Copy the data word for word, keeping every line.

→ Records
┄┄┄┄┄┄┄┄┄┄

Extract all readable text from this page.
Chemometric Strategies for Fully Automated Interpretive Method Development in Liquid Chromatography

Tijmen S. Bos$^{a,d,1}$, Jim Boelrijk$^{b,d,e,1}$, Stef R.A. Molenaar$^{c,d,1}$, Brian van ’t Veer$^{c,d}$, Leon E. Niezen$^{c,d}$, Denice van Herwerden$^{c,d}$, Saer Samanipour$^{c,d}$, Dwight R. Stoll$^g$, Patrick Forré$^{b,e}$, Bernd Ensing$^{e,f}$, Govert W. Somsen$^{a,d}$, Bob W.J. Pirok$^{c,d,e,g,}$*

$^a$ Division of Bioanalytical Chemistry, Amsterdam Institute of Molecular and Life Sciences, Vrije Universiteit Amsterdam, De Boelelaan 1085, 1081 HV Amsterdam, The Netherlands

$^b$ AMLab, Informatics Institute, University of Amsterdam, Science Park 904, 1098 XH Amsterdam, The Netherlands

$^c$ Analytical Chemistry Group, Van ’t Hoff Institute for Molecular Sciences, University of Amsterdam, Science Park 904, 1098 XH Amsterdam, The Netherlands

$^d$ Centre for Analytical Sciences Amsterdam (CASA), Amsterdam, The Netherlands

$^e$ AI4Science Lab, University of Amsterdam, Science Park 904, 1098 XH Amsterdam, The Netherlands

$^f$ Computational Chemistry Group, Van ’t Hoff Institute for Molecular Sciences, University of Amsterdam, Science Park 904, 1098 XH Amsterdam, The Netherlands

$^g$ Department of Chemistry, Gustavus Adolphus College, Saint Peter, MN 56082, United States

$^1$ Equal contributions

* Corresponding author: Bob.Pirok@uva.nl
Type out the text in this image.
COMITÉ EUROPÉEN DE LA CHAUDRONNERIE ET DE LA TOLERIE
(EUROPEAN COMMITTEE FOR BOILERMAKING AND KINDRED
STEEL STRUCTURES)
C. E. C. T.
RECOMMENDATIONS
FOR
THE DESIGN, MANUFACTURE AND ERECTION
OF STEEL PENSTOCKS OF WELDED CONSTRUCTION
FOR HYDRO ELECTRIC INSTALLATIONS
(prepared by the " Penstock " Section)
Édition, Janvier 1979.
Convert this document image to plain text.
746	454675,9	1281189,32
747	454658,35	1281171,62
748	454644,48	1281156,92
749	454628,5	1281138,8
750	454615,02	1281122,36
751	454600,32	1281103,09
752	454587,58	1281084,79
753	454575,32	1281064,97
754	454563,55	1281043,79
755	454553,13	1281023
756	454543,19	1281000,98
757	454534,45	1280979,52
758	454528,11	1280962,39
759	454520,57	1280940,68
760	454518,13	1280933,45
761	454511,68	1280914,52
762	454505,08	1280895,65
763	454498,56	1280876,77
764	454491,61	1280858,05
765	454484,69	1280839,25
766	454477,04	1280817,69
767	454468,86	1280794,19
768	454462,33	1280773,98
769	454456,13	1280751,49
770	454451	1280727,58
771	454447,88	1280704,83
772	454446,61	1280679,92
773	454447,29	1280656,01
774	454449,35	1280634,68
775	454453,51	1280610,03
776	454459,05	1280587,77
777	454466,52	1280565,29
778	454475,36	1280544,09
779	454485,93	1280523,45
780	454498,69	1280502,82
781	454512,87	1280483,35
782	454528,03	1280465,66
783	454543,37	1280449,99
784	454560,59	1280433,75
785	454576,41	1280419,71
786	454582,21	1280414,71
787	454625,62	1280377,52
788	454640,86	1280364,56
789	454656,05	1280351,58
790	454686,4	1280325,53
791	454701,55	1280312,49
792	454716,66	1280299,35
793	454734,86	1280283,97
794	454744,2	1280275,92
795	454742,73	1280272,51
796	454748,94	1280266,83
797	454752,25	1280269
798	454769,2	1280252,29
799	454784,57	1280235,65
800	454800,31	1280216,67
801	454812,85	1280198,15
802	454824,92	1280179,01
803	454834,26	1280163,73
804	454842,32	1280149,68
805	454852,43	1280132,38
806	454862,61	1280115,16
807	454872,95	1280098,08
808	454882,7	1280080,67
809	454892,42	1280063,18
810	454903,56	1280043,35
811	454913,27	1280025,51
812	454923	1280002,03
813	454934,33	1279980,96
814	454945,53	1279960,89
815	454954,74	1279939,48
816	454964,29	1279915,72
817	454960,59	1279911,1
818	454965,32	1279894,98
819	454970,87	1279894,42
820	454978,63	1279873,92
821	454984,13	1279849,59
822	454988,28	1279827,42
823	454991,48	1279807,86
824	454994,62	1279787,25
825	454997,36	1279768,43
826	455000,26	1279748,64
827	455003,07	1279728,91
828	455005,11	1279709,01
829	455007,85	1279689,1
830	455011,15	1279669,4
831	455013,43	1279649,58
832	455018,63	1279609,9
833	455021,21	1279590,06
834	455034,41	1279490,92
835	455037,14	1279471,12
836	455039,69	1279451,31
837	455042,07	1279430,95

┄┄┄┄┄┄┄┄┄┄

→ Solution to this problem
Extract all readable text from this page.
Chemometric Strategies for Fully Automated Interpretive Method Development in Liquid Chromatography

Tijmen S. Bos$^{a,d,1}$, Jim Boelrijk$^{b,d,e,1}$, Stef R.A. Molenaar$^{c,d,1}$, Brian van ’t Veer$^{c,d}$, Leon E. Niezen$^{c,d}$, Denice van Herwerden$^{c,d}$, Saer Samanipour$^{c,d}$, Dwight R. Stoll$^g$, Patrick Forré$^{b,e}$, Bernd Ensing$^{e,f}$, Govert W. Somsen$^{a,d}$, Bob W.J. Pirok$^{c,d,e,g,}$*

$^a$ Division of Bioanalytical Chemistry, Amsterdam Institute of Molecular and Life Sciences, Vrije Universiteit Amsterdam, De Boelelaan 1085, 1081 HV Amsterdam, The Netherlands

$^b$ AMLab, Informatics Institute, University of Amsterdam, Science Park 904, 1098 XH Amsterdam, The Netherlands

$^c$ Analytical Chemistry Group, Van ’t Hoff Institute for Molecular Sciences, University of Amsterdam, Science Park 904, 1098 XH Amsterdam, The Netherlands

$^d$ Centre for Analytical Sciences Amsterdam (CASA), Amsterdam, The Netherlands

$^e$ AI4Science Lab, University of Amsterdam, Science Park 904, 1098 XH Amsterdam, The Netherlands

$^f$ Computational Chemistry Group, Van ’t Hoff Institute for Molecular Sciences, University of Amsterdam, Science Park 904, 1098 XH Amsterdam, The Netherlands

$^g$ Department of Chemistry, Gustavus Adolphus College, Saint Peter, MN 56082, United States

$^1$ Equal contributions

* Corresponding author: Bob.Pirok@uva.nl
Type out the text in this image.
COMITÉ EUROPÉEN DE LA CHAUDRONNERIE ET DE LA TOLERIE
(EUROPEAN COMMITTEE FOR BOILERMAKING AND KINDRED
STEEL STRUCTURES)
C. E. C. T.
RECOMMENDATIONS
FOR
THE DESIGN, MANUFACTURE AND ERECTION
OF STEEL PENSTOCKS OF WELDED CONSTRUCTION
FOR HYDRO ELECTRIC INSTALLATIONS
(prepared by the " Penstock " Section)
Édition, Janvier 1979.
Convert this document image to plain text.
746	454675,9	1281189,32
747	454658,35	1281171,62
748	454644,48	1281156,92
749	454628,5	1281138,8
750	454615,02	1281122,36
751	454600,32	1281103,09
752	454587,58	1281084,79
753	454575,32	1281064,97
754	454563,55	1281043,79
755	454553,13	1281023
756	454543,19	1281000,98
757	454534,45	1280979,52
758	454528,11	1280962,39
759	454520,57	1280940,68
760	454518,13	1280933,45
761	454511,68	1280914,52
762	454505,08	1280895,65
763	454498,56	1280876,77
764	454491,61	1280858,05
765	454484,69	1280839,25
766	454477,04	1280817,69
767	454468,86	1280794,19
768	454462,33	1280773,98
769	454456,13	1280751,49
770	454451	1280727,58
771	454447,88	1280704,83
772	454446,61	1280679,92
773	454447,29	1280656,01
774	454449,35	1280634,68
775	454453,51	1280610,03
776	454459,05	1280587,77
777	454466,52	1280565,29
778	454475,36	1280544,09
779	454485,93	1280523,45
780	454498,69	1280502,82
781	454512,87	1280483,35
782	454528,03	1280465,66
783	454543,37	1280449,99
784	454560,59	1280433,75
785	454576,41	1280419,71
786	454582,21	1280414,71
787	454625,62	1280377,52
788	454640,86	1280364,56
789	454656,05	1280351,58
790	454686,4	1280325,53
791	454701,55	1280312,49
792	454716,66	1280299,35
793	454734,86	1280283,97
794	454744,2	1280275,92
795	454742,73	1280272,51
796	454748,94	1280266,83
797	454752,25	1280269
798	454769,2	1280252,29
799	454784,57	1280235,65
800	454800,31	1280216,67
801	454812,85	1280198,15
802	454824,92	1280179,01
803	454834,26	1280163,73
804	454842,32	1280149,68
805	454852,43	1280132,38
806	454862,61	1280115,16
807	454872,95	1280098,08
808	454882,7	1280080,67
809	454892,42	1280063,18
810	454903,56	1280043,35
811	454913,27	1280025,51
812	454923	1280002,03
813	454934,33	1279980,96
814	454945,53	1279960,89
815	454954,74	1279939,48
816	454964,29	1279915,72
817	454960,59	1279911,1
818	454965,32	1279894,98
819	454970,87	1279894,42
820	454978,63	1279873,92
821	454984,13	1279849,59
822	454988,28	1279827,42
823	454991,48	1279807,86
824	454994,62	1279787,25
825	454997,36	1279768,43
826	455000,26	1279748,64
827	455003,07	1279728,91
828	455005,11	1279709,01
829	455007,85	1279689,1
830	455011,15	1279669,4
831	455013,43	1279649,58
832	455018,63	1279609,9
833	455021,21	1279590,06
834	455034,41	1279490,92
835	455037,14	1279471,12
836	455039,69	1279451,31
837	455042,07	1279430,95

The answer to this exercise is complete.